Task: Locate every line that holds the string "Takers" and copy it.

####

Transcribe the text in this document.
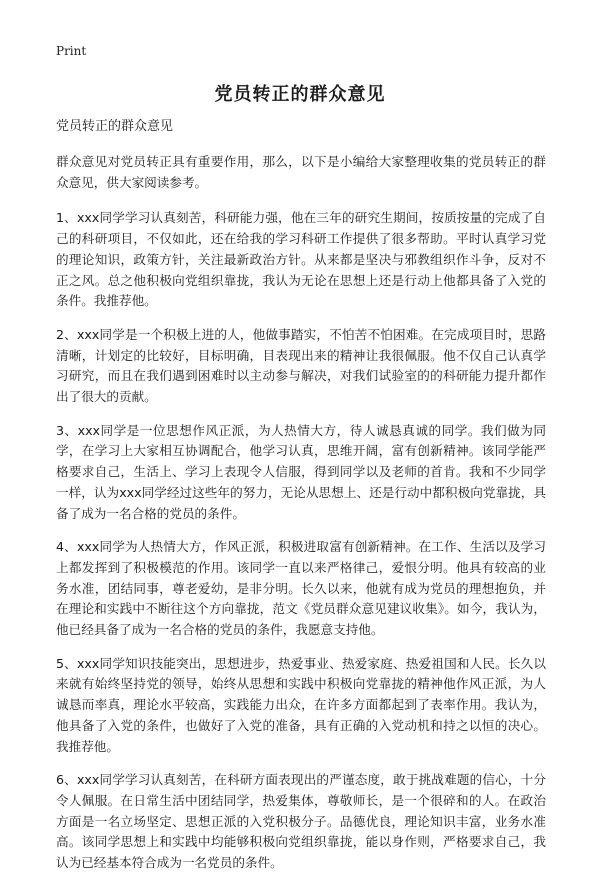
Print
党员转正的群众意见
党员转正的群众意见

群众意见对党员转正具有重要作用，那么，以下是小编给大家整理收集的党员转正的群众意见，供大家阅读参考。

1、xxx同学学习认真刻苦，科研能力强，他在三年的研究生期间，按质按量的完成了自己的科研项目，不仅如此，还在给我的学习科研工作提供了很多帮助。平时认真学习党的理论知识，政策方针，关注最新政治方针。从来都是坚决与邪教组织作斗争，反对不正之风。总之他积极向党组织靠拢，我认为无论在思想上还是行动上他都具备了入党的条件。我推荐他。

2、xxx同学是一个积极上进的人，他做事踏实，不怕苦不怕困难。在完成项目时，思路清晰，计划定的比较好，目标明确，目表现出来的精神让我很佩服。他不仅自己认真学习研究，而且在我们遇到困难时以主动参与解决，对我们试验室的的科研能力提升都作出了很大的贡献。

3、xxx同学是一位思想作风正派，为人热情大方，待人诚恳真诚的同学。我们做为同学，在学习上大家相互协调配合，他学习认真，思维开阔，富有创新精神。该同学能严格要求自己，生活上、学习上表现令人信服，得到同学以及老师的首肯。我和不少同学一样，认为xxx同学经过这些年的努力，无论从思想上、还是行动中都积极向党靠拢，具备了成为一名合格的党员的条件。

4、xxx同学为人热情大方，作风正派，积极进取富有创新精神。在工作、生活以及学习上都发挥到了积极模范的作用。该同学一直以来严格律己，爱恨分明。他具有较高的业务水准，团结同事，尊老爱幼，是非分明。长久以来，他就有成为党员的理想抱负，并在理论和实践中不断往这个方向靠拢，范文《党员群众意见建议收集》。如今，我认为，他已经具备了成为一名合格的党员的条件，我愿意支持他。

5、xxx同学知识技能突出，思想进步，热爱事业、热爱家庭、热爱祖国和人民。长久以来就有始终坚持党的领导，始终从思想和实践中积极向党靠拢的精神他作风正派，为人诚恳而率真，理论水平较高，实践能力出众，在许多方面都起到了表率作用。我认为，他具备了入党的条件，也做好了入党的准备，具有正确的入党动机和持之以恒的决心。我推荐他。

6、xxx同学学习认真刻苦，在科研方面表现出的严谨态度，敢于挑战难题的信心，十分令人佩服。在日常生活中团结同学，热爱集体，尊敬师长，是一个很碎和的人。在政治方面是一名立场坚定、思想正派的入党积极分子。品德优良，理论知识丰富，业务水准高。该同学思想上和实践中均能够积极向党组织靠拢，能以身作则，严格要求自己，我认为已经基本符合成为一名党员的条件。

####

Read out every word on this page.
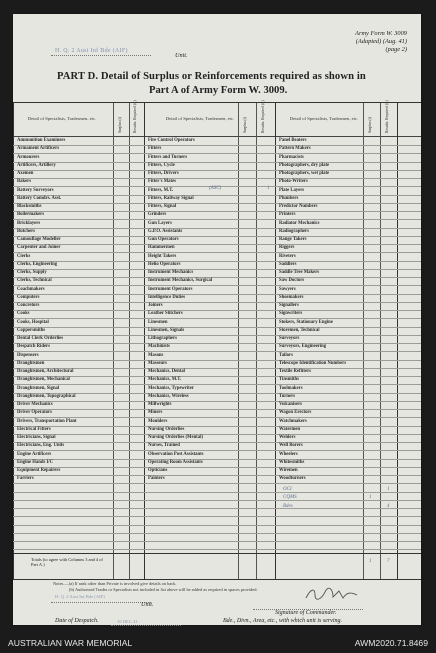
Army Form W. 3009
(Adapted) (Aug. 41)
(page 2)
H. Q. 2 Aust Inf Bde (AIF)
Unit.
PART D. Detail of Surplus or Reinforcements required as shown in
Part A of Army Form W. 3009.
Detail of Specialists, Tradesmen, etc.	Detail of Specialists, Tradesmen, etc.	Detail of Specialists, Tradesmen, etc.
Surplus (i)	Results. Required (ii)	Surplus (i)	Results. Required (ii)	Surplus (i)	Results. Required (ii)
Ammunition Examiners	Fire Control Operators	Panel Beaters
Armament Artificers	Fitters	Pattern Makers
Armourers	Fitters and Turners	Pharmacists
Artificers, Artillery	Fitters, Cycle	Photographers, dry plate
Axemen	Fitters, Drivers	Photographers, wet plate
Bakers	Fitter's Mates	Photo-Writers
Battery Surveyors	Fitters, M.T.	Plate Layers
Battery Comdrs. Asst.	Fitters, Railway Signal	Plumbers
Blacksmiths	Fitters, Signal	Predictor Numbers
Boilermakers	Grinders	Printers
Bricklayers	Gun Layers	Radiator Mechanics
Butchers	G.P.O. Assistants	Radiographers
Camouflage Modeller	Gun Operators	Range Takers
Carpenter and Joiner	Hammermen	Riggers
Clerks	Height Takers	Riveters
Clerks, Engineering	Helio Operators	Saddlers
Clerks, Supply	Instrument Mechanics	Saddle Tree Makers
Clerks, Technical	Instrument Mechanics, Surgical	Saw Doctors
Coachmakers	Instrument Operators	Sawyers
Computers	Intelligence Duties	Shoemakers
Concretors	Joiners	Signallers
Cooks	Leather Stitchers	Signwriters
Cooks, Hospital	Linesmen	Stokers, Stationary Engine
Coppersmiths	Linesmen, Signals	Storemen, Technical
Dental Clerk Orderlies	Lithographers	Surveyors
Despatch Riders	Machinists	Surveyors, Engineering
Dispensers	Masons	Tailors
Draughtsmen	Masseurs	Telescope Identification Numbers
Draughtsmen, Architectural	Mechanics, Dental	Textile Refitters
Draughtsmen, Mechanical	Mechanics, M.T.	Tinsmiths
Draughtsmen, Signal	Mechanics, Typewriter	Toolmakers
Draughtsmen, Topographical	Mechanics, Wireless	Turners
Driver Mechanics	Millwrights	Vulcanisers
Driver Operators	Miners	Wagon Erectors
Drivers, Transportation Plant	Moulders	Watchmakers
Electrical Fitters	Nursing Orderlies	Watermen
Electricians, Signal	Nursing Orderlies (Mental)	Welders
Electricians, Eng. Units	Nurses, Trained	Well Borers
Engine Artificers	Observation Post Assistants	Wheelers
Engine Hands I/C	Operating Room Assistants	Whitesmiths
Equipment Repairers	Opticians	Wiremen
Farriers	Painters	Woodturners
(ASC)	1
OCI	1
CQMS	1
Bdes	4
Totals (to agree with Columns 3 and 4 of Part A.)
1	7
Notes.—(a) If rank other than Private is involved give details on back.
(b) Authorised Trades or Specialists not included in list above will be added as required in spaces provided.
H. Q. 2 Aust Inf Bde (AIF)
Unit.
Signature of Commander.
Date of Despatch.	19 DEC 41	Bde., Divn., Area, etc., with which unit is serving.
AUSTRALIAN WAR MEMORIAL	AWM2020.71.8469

####

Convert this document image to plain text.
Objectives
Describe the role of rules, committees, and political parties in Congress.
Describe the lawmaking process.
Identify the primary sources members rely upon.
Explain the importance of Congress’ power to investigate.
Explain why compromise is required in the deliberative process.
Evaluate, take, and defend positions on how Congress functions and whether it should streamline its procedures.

####

Answer for the task:
Camouflage Modeller	Gun Operators	Range Takers
Clerks	Height Takers	Riveters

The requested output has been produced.